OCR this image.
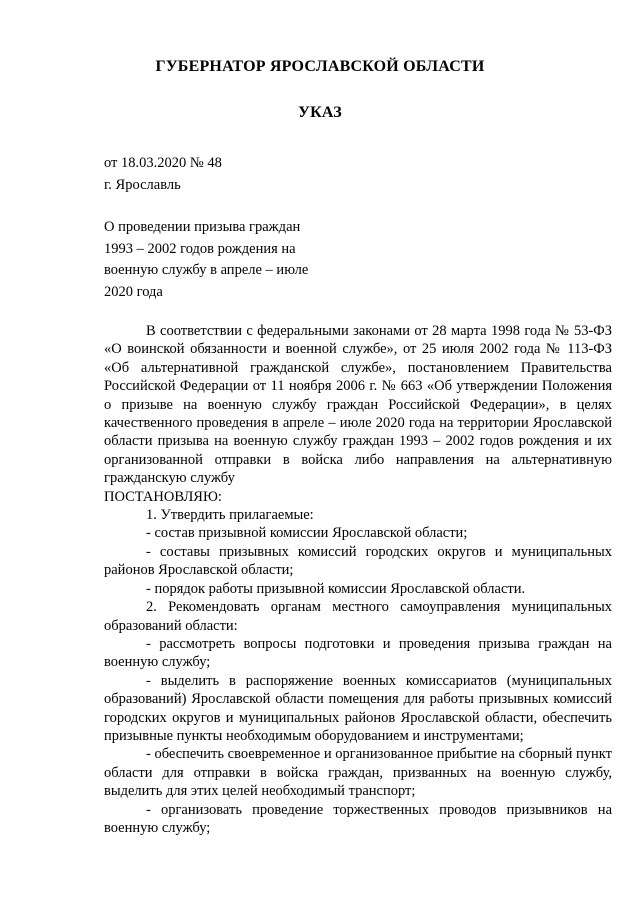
ГУБЕРНАТОР ЯРОСЛАВСКОЙ ОБЛАСТИ
УКАЗ
от 18.03.2020 № 48
г. Ярославль
О проведении призыва граждан
1993 – 2002 годов рождения на
военную службу в апреле – июле
2020 года

В соответствии с федеральными законами от 28 марта 1998 года № 53-ФЗ «О воинской обязанности и военной службе», от 25 июля 2002 года № 113-ФЗ «Об альтернативной гражданской службе», постановлением Правительства Российской Федерации от 11 ноября 2006 г. № 663 «Об утверждении Положения о призыве на военную службу граждан Российской Федерации», в целях качественного проведения в апреле – июле 2020 года на территории Ярославской области призыва на военную службу граждан 1993 – 2002 годов рождения и их организованной отправки в войска либо направления на альтернативную гражданскую службу

ПОСТАНОВЛЯЮ:

1. Утвердить прилагаемые:

- состав призывной комиссии Ярославской области;

- составы призывных комиссий городских округов и муниципальных районов Ярославской области;

- порядок работы призывной комиссии Ярославской области.

2. Рекомендовать органам местного самоуправления муниципальных образований области:

- рассмотреть вопросы подготовки и проведения призыва граждан на военную службу;

- выделить в распоряжение военных комиссариатов (муниципальных образований) Ярославской области помещения для работы призывных комиссий городских округов и муниципальных районов Ярославской области, обеспечить призывные пункты необходимым оборудованием и инструментами;

- обеспечить своевременное и организованное прибытие на сборный пункт области для отправки в войска граждан, призванных на военную службу, выделить для этих целей необходимый транспорт;

- организовать проведение торжественных проводов призывников на военную службу;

################

## The problem:
Among the lines above, determine how many hold the word "комиссии"; report the figure alone.

## Exercise response:
2